[Material shown start]

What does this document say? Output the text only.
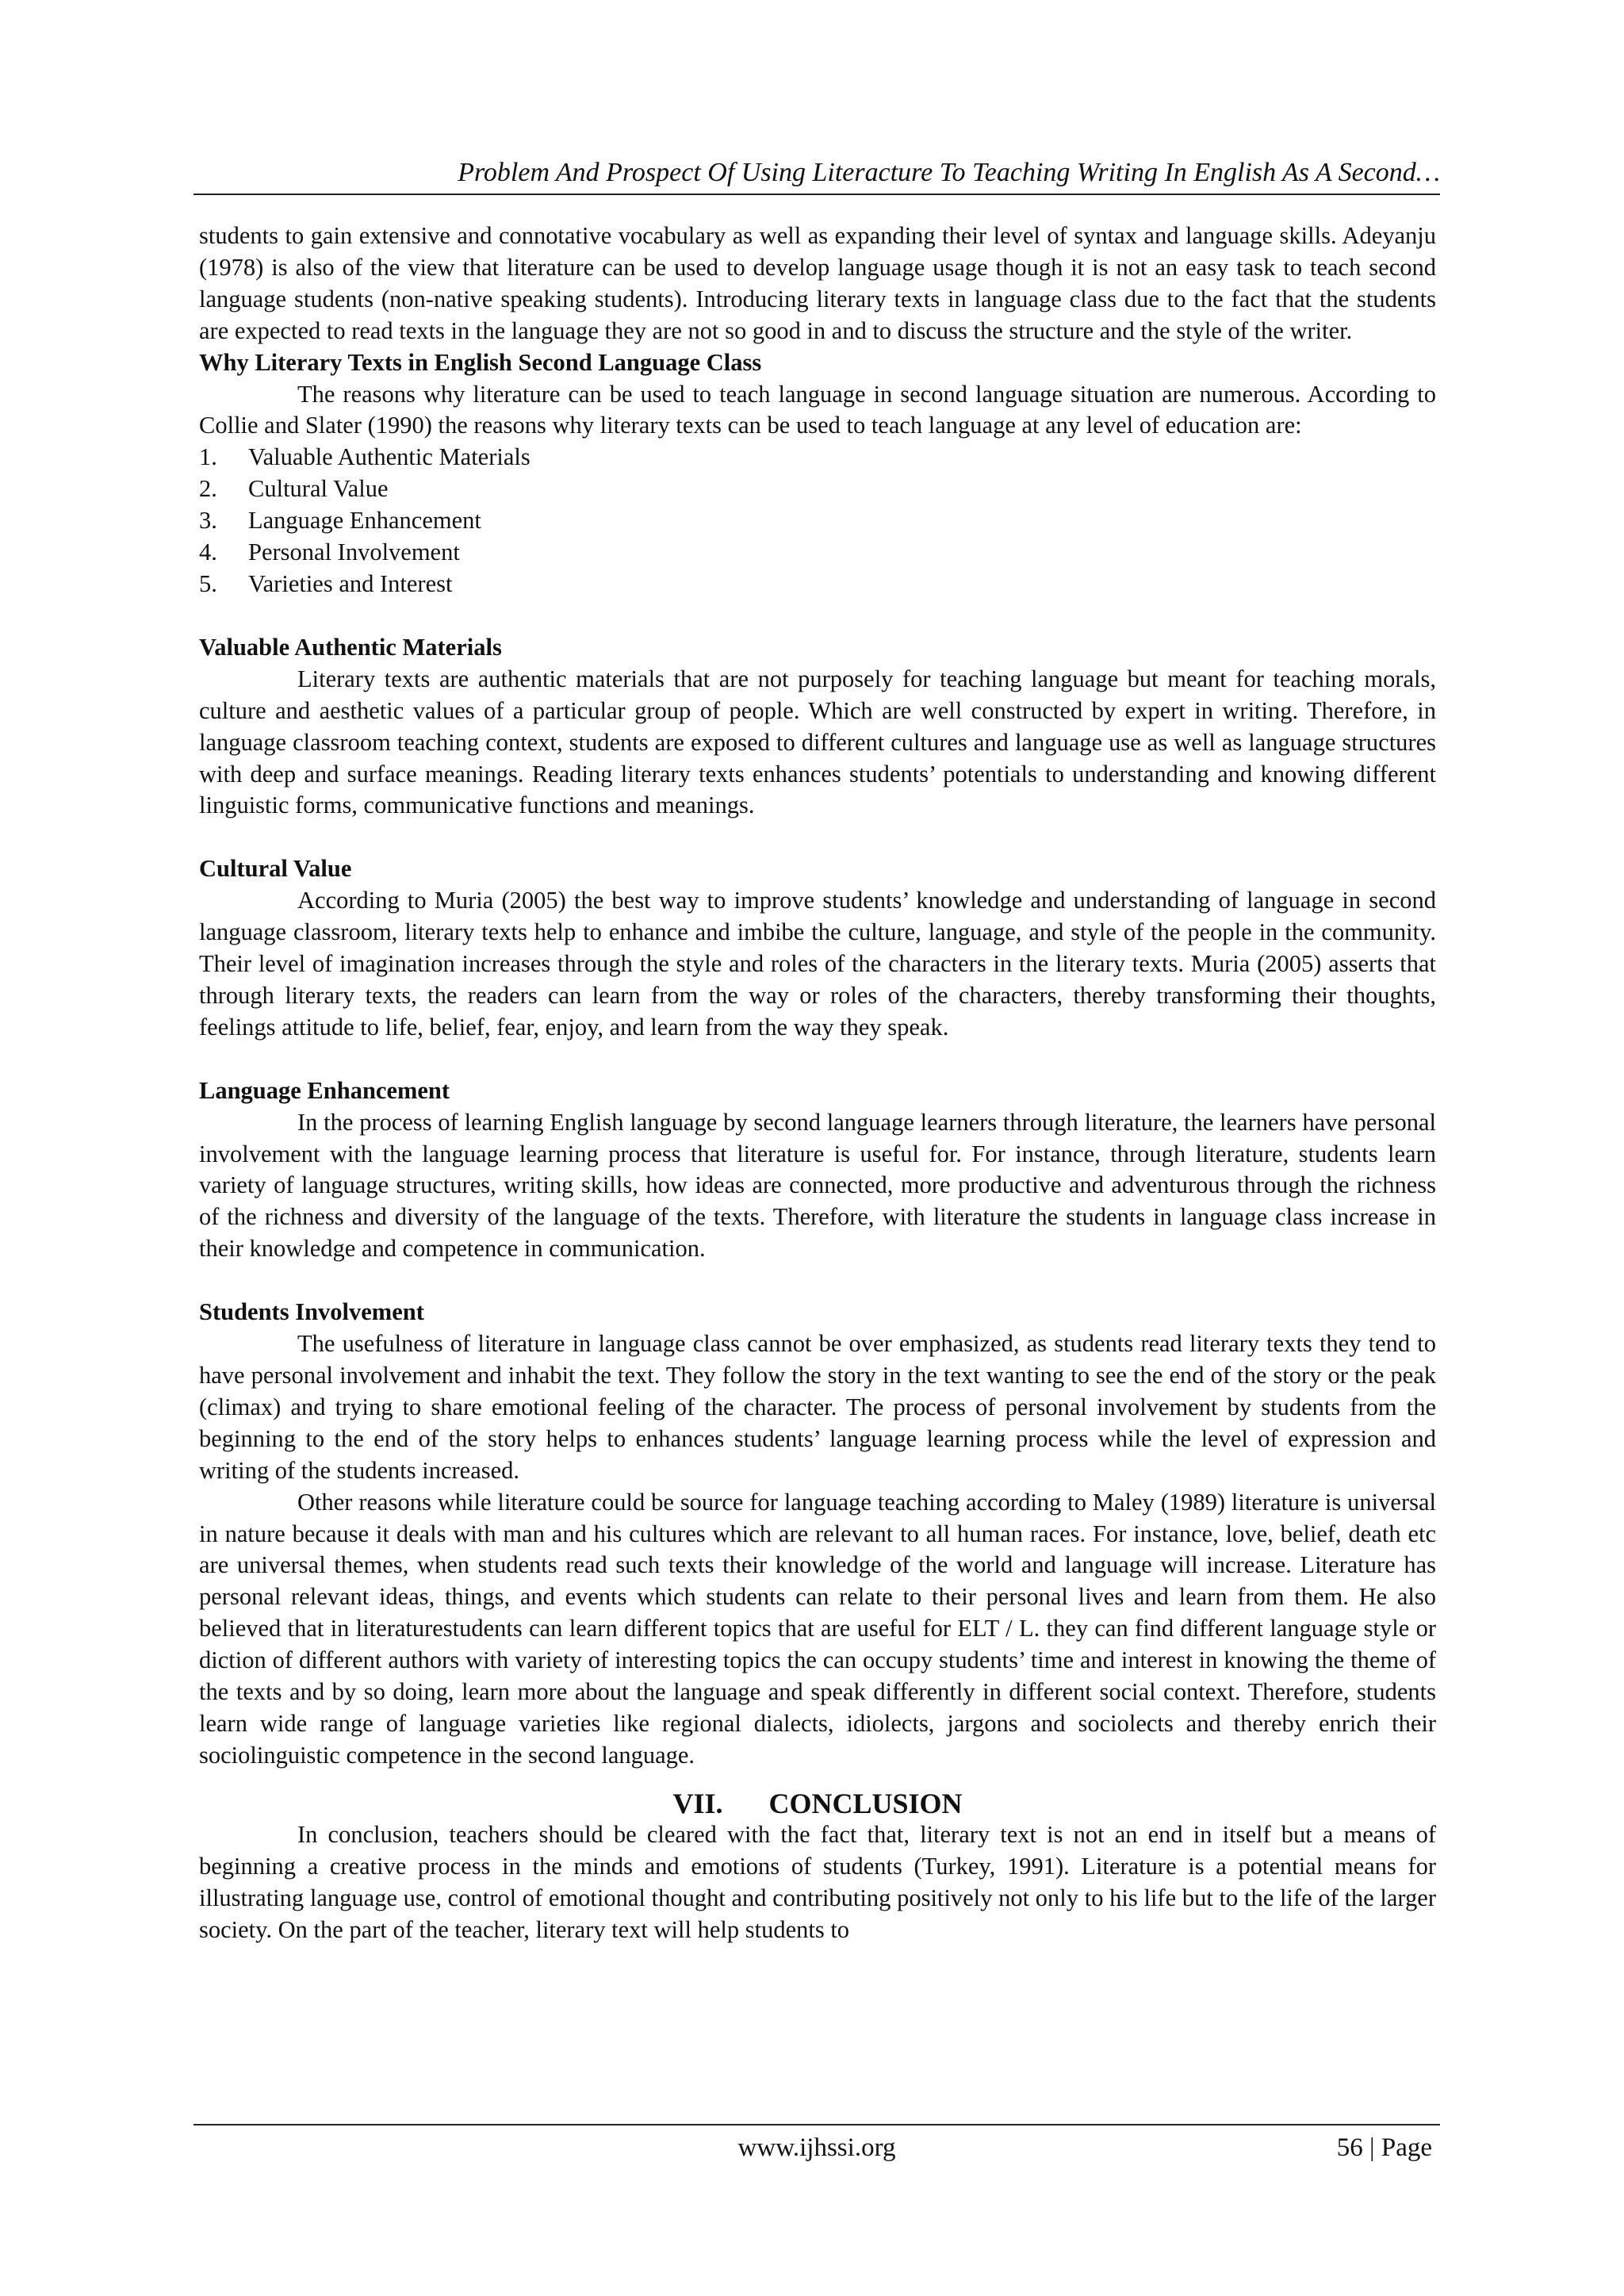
Problem And Prospect Of Using Literacture To Teaching Writing In English As A Second…

students to gain extensive and connotative vocabulary as well as expanding their level of syntax and language skills. Adeyanju (1978) is also of the view that literature can be used to develop language usage though it is not an easy task to teach second language students (non-native speaking students). Introducing literary texts in language class due to the fact that the students are expected to read texts in the language they are not so good in and to discuss the structure and the style of the writer.

Why Literary Texts in English Second Language Class

The reasons why literature can be used to teach language in second language situation are numerous. According to Collie and Slater (1990) the reasons why literary texts can be used to teach language at any level of education are:

1.	Valuable Authentic Materials
2.	Cultural Value
3.	Language Enhancement
4.	Personal Involvement
5.	Varieties and Interest
Valuable Authentic Materials

Literary texts are authentic materials that are not purposely for teaching language but meant for teaching morals, culture and aesthetic values of a particular group of people. Which are well constructed by expert in writing. Therefore, in language classroom teaching context, students are exposed to different cultures and language use as well as language structures with deep and surface meanings. Reading literary texts enhances students’ potentials to understanding and knowing different linguistic forms, communicative functions and meanings.

Cultural Value

According to Muria (2005) the best way to improve students’ knowledge and understanding of language in second language classroom, literary texts help to enhance and imbibe the culture, language, and style of the people in the community. Their level of imagination increases through the style and roles of the characters in the literary texts. Muria (2005) asserts that through literary texts, the readers can learn from the way or roles of the characters, thereby transforming their thoughts, feelings attitude to life, belief, fear, enjoy, and learn from the way they speak.

Language Enhancement

In the process of learning English language by second language learners through literature, the learners have personal involvement with the language learning process that literature is useful for. For instance, through literature, students learn variety of language structures, writing skills, how ideas are connected, more productive and adventurous through the richness of the richness and diversity of the language of the texts. Therefore, with literature the students in language class increase in their knowledge and competence in communication.

Students Involvement

The usefulness of literature in language class cannot be over emphasized, as students read literary texts they tend to have personal involvement and inhabit the text. They follow the story in the text wanting to see the end of the story or the peak (climax) and trying to share emotional feeling of the character. The process of personal involvement by students from the beginning to the end of the story helps to enhances students’ language learning process while the level of expression and writing of the students increased.

Other reasons while literature could be source for language teaching according to Maley (1989) literature is universal in nature because it deals with man and his cultures which are relevant to all human races. For instance, love, belief, death etc are universal themes, when students read such texts their knowledge of the world and language will increase. Literature has personal relevant ideas, things, and events which students can relate to their personal lives and learn from them. He also believed that in literaturestudents can learn different topics that are useful for ELT / L. they can find different language style or diction of different authors with variety of interesting topics the can occupy students’ time and interest in knowing the theme of the texts and by so doing, learn more about the language and speak differently in different social context. Therefore, students learn wide range of language varieties like regional dialects, idiolects, jargons and sociolects and thereby enrich their sociolinguistic competence in the second language.

VII. CONCLUSION

In conclusion, teachers should be cleared with the fact that, literary text is not an end in itself but a means of beginning a creative process in the minds and emotions of students (Turkey, 1991). Literature is a potential means for illustrating language use, control of emotional thought and contributing positively not only to his life but to the life of the larger society. On the part of the teacher, literary text will help students to

www.ijhssi.org	56 | Page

[Material shown end]

- _Exercise prompt_:
What is the number of lines holding the word "Valuable"? State it alone.

- _Finished task_:
2